* _PROBLEM REQUIREMENTS_:
Extract the data exactly, missing nothing.

* _LISTED ENTRIES_:
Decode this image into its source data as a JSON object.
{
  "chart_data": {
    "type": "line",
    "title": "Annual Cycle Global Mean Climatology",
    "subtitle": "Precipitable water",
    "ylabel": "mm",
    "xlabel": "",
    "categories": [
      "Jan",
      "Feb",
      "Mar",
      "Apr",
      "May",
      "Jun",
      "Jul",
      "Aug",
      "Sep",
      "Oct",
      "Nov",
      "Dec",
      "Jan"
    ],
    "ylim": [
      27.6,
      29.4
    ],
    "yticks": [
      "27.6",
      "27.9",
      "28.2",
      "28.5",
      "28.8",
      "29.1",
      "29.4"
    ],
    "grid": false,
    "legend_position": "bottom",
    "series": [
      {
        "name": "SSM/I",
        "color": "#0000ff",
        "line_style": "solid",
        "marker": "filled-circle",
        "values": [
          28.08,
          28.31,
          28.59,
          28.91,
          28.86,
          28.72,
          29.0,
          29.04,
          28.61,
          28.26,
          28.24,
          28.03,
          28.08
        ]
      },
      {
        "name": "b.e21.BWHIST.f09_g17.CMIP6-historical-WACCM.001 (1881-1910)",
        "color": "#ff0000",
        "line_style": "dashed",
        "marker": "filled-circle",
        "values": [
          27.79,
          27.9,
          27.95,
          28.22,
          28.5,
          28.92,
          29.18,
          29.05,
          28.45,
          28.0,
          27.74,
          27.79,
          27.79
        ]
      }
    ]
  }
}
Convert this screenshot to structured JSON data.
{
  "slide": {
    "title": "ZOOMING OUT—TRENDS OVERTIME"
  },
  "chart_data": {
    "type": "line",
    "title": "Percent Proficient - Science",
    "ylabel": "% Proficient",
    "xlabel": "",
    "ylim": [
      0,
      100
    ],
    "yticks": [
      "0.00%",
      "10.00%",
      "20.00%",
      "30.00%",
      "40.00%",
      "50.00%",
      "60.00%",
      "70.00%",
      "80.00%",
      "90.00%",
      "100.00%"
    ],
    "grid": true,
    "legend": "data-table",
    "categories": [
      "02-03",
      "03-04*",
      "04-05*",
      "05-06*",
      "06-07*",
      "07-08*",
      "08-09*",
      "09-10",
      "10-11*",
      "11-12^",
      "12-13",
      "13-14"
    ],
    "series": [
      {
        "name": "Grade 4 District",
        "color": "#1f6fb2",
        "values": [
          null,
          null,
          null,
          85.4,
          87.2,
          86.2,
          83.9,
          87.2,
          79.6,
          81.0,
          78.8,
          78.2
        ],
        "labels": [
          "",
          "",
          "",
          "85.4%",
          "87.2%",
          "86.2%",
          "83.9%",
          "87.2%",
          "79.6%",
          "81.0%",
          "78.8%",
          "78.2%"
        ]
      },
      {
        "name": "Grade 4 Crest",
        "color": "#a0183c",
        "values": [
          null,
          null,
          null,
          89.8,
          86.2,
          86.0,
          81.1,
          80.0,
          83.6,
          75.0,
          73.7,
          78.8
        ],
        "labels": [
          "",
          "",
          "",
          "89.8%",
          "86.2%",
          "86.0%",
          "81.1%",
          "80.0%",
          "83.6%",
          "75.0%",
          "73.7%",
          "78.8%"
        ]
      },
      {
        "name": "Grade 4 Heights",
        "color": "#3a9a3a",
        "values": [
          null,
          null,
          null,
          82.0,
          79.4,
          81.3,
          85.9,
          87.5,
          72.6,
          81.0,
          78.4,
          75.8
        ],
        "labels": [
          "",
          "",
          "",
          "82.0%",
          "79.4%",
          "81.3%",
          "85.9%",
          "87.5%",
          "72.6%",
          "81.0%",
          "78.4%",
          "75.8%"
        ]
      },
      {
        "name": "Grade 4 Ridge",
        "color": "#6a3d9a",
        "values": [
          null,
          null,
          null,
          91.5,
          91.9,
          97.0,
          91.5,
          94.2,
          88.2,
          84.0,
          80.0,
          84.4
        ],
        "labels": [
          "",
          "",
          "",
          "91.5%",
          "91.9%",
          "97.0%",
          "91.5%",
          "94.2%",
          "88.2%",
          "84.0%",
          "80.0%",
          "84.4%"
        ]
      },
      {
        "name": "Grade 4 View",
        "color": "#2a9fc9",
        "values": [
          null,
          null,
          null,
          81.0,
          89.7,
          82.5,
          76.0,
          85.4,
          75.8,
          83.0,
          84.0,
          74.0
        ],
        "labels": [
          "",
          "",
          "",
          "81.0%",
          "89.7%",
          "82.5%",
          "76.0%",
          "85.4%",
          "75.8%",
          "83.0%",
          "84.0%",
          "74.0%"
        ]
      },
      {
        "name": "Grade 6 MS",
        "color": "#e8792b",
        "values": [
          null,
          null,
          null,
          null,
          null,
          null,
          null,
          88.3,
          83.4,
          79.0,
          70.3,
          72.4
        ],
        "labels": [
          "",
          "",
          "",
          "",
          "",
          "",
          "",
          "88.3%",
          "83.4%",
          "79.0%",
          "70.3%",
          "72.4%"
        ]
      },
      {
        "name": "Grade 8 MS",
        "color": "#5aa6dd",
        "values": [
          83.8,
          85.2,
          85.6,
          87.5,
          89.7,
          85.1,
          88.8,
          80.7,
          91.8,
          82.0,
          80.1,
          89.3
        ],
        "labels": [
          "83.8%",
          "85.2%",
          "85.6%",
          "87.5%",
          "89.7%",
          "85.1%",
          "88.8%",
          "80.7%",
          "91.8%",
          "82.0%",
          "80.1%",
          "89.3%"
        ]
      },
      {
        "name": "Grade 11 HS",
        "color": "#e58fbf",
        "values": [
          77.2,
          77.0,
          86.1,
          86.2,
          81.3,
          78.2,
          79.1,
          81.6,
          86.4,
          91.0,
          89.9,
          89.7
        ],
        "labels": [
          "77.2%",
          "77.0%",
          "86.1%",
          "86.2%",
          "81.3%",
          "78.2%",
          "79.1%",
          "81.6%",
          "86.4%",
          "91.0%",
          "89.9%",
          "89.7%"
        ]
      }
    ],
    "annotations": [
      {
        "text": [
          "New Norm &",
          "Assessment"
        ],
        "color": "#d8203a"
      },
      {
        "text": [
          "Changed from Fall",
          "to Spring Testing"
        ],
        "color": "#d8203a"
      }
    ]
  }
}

* _TASK SOLUTION_:
Decode this image into its source data as a JSON object.
{
  "chart_data": {
    "type": "line",
    "title": "Annual Cycle Global Mean Climatology",
    "subtitle": "Precipitable water",
    "ylabel": "mm",
    "xlabel": "",
    "categories": [
      "Jan",
      "Feb",
      "Mar",
      "Apr",
      "May",
      "Jun",
      "Jul",
      "Aug",
      "Sep",
      "Oct",
      "Nov",
      "Dec",
      "Jan"
    ],
    "ylim": [
      27.6,
      29.4
    ],
    "yticks": [
      "27.6",
      "27.9",
      "28.2",
      "28.5",
      "28.8",
      "29.1",
      "29.4"
    ],
    "grid": false,
    "legend_position": "bottom",
    "series": [
      {
        "name": "SSM/I",
        "color": "#0000ff",
        "line_style": "solid",
        "marker": "filled-circle",
        "values": [
          28.08,
          28.31,
          28.59,
          28.91,
          28.86,
          28.72,
          29.0,
          29.04,
          28.61,
          28.26,
          28.24,
          28.03,
          28.08
        ]
      },
      {
        "name": "b.e21.BWHIST.f09_g17.CMIP6-historical-WACCM.001 (1881-1910)",
        "color": "#ff0000",
        "line_style": "dashed",
        "marker": "filled-circle",
        "values": [
          27.79,
          27.9,
          27.95,
          28.22,
          28.5,
          28.92,
          29.18,
          29.05,
          28.45,
          28.0,
          27.74,
          27.79,
          27.79
        ]
      }
    ]
  }
}
Convert this screenshot to structured JSON data.
{
  "slide": {
    "title": "ZOOMING OUT—TRENDS OVERTIME"
  },
  "chart_data": {
    "type": "line",
    "title": "Percent Proficient - Science",
    "ylabel": "% Proficient",
    "xlabel": "",
    "ylim": [
      0,
      100
    ],
    "yticks": [
      "0.00%",
      "10.00%",
      "20.00%",
      "30.00%",
      "40.00%",
      "50.00%",
      "60.00%",
      "70.00%",
      "80.00%",
      "90.00%",
      "100.00%"
    ],
    "grid": true,
    "legend": "data-table",
    "categories": [
      "02-03",
      "03-04*",
      "04-05*",
      "05-06*",
      "06-07*",
      "07-08*",
      "08-09*",
      "09-10",
      "10-11*",
      "11-12^",
      "12-13",
      "13-14"
    ],
    "series": [
      {
        "name": "Grade 4 District",
        "color": "#1f6fb2",
        "values": [
          null,
          null,
          null,
          85.4,
          87.2,
          86.2,
          83.9,
          87.2,
          79.6,
          81.0,
          78.8,
          78.2
        ],
        "labels": [
          "",
          "",
          "",
          "85.4%",
          "87.2%",
          "86.2%",
          "83.9%",
          "87.2%",
          "79.6%",
          "81.0%",
          "78.8%",
          "78.2%"
        ]
      },
      {
        "name": "Grade 4 Crest",
        "color": "#a0183c",
        "values": [
          null,
          null,
          null,
          89.8,
          86.2,
          86.0,
          81.1,
          80.0,
          83.6,
          75.0,
          73.7,
          78.8
        ],
        "labels": [
          "",
          "",
          "",
          "89.8%",
          "86.2%",
          "86.0%",
          "81.1%",
          "80.0%",
          "83.6%",
          "75.0%",
          "73.7%",
          "78.8%"
        ]
      },
      {
        "name": "Grade 4 Heights",
        "color": "#3a9a3a",
        "values": [
          null,
          null,
          null,
          82.0,
          79.4,
          81.3,
          85.9,
          87.5,
          72.6,
          81.0,
          78.4,
          75.8
        ],
        "labels": [
          "",
          "",
          "",
          "82.0%",
          "79.4%",
          "81.3%",
          "85.9%",
          "87.5%",
          "72.6%",
          "81.0%",
          "78.4%",
          "75.8%"
        ]
      },
      {
        "name": "Grade 4 Ridge",
        "color": "#6a3d9a",
        "values": [
          null,
          null,
          null,
          91.5,
          91.9,
          97.0,
          91.5,
          94.2,
          88.2,
          84.0,
          80.0,
          84.4
        ],
        "labels": [
          "",
          "",
          "",
          "91.5%",
          "91.9%",
          "97.0%",
          "91.5%",
          "94.2%",
          "88.2%",
          "84.0%",
          "80.0%",
          "84.4%"
        ]
      },
      {
        "name": "Grade 4 View",
        "color": "#2a9fc9",
        "values": [
          null,
          null,
          null,
          81.0,
          89.7,
          82.5,
          76.0,
          85.4,
          75.8,
          83.0,
          84.0,
          74.0
        ],
        "labels": [
          "",
          "",
          "",
          "81.0%",
          "89.7%",
          "82.5%",
          "76.0%",
          "85.4%",
          "75.8%",
          "83.0%",
          "84.0%",
          "74.0%"
        ]
      },
      {
        "name": "Grade 6 MS",
        "color": "#e8792b",
        "values": [
          null,
          null,
          null,
          null,
          null,
          null,
          null,
          88.3,
          83.4,
          79.0,
          70.3,
          72.4
        ],
        "labels": [
          "",
          "",
          "",
          "",
          "",
          "",
          "",
          "88.3%",
          "83.4%",
          "79.0%",
          "70.3%",
          "72.4%"
        ]
      },
      {
        "name": "Grade 8 MS",
        "color": "#5aa6dd",
        "values": [
          83.8,
          85.2,
          85.6,
          87.5,
          89.7,
          85.1,
          88.8,
          80.7,
          91.8,
          82.0,
          80.1,
          89.3
        ],
        "labels": [
          "83.8%",
          "85.2%",
          "85.6%",
          "87.5%",
          "89.7%",
          "85.1%",
          "88.8%",
          "80.7%",
          "91.8%",
          "82.0%",
          "80.1%",
          "89.3%"
        ]
      },
      {
        "name": "Grade 11 HS",
        "color": "#e58fbf",
        "values": [
          77.2,
          77.0,
          86.1,
          86.2,
          81.3,
          78.2,
          79.1,
          81.6,
          86.4,
          91.0,
          89.9,
          89.7
        ],
        "labels": [
          "77.2%",
          "77.0%",
          "86.1%",
          "86.2%",
          "81.3%",
          "78.2%",
          "79.1%",
          "81.6%",
          "86.4%",
          "91.0%",
          "89.9%",
          "89.7%"
        ]
      }
    ],
    "annotations": [
      {
        "text": [
          "New Norm &",
          "Assessment"
        ],
        "color": "#d8203a"
      },
      {
        "text": [
          "Changed from Fall",
          "to Spring Testing"
        ],
        "color": "#d8203a"
      }
    ]
  }
}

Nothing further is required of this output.